DATASET start
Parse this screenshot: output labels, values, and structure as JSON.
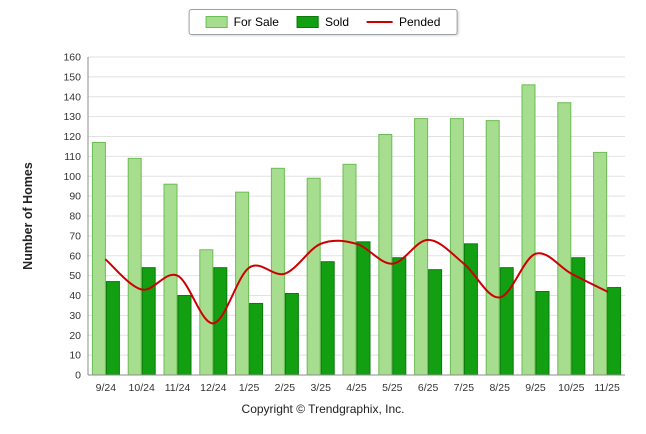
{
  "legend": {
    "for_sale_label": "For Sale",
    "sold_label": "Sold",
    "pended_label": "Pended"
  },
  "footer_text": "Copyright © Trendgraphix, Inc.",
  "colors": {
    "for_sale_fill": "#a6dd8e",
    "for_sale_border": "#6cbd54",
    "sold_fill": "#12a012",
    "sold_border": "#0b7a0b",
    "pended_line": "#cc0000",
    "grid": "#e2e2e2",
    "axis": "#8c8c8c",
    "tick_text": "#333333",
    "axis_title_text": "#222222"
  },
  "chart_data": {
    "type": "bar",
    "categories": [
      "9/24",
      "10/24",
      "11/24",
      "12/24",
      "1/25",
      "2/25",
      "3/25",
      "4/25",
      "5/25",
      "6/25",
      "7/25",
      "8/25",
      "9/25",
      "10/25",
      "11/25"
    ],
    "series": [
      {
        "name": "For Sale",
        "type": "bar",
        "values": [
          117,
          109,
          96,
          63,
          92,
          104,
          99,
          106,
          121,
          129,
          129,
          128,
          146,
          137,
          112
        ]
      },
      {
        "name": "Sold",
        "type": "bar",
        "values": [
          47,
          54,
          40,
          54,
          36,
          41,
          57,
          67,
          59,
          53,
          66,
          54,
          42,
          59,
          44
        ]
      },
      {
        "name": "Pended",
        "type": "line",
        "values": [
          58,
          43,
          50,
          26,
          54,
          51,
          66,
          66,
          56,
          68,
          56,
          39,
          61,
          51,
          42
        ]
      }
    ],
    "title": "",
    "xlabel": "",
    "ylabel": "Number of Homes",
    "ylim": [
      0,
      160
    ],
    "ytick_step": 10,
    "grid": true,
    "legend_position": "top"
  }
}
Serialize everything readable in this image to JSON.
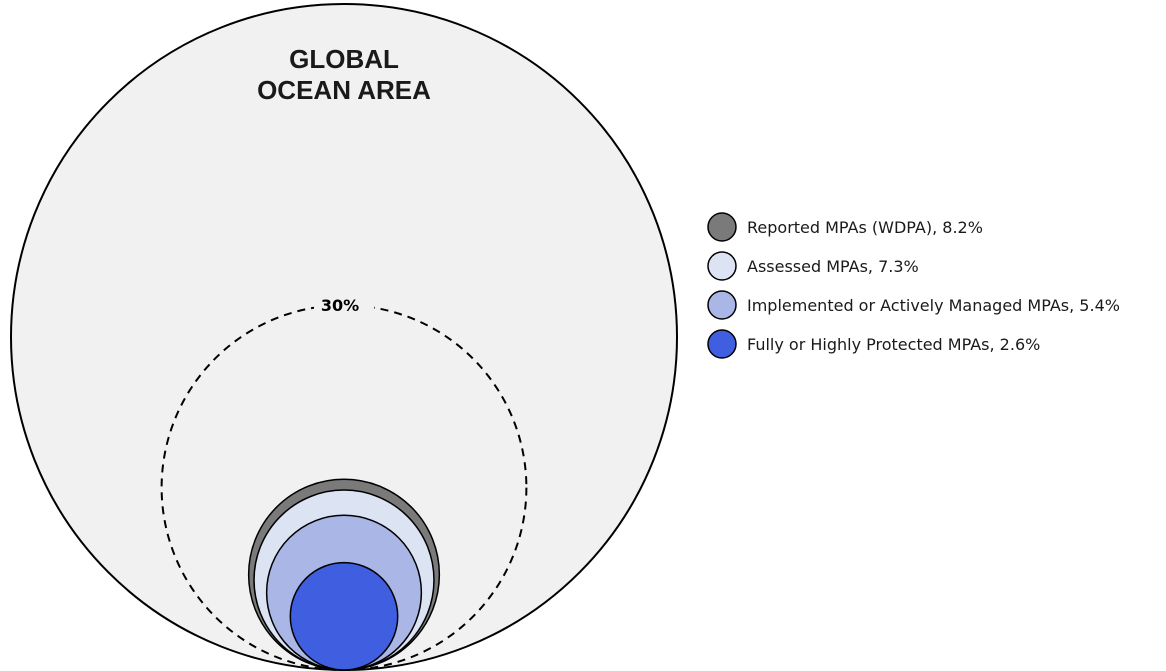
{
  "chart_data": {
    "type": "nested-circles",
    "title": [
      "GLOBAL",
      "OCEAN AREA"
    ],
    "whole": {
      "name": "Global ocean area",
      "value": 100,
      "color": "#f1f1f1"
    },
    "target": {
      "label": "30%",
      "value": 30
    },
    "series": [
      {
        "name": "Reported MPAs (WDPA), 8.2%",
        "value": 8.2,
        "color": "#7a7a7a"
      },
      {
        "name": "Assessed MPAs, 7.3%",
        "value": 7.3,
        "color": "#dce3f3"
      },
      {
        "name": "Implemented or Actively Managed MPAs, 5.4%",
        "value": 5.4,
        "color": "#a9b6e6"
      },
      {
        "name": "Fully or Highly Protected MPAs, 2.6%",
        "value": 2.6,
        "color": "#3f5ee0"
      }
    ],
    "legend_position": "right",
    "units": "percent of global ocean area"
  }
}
DATASET end
WORK TO BE COMPLETED ▸ Produce an exact copy of the lines from the line containing "Serialize everything readable" through the last line of the records, with no pictures and no other text.

THE REPLY ▸
Serialize everything readable in this image to JSON.
{
  "chart_data": {
    "type": "nested-circles",
    "title": [
      "GLOBAL",
      "OCEAN AREA"
    ],
    "whole": {
      "name": "Global ocean area",
      "value": 100,
      "color": "#f1f1f1"
    },
    "target": {
      "label": "30%",
      "value": 30
    },
    "series": [
      {
        "name": "Reported MPAs (WDPA), 8.2%",
        "value": 8.2,
        "color": "#7a7a7a"
      },
      {
        "name": "Assessed MPAs, 7.3%",
        "value": 7.3,
        "color": "#dce3f3"
      },
      {
        "name": "Implemented or Actively Managed MPAs, 5.4%",
        "value": 5.4,
        "color": "#a9b6e6"
      },
      {
        "name": "Fully or Highly Protected MPAs, 2.6%",
        "value": 2.6,
        "color": "#3f5ee0"
      }
    ],
    "legend_position": "right",
    "units": "percent of global ocean area"
  }
}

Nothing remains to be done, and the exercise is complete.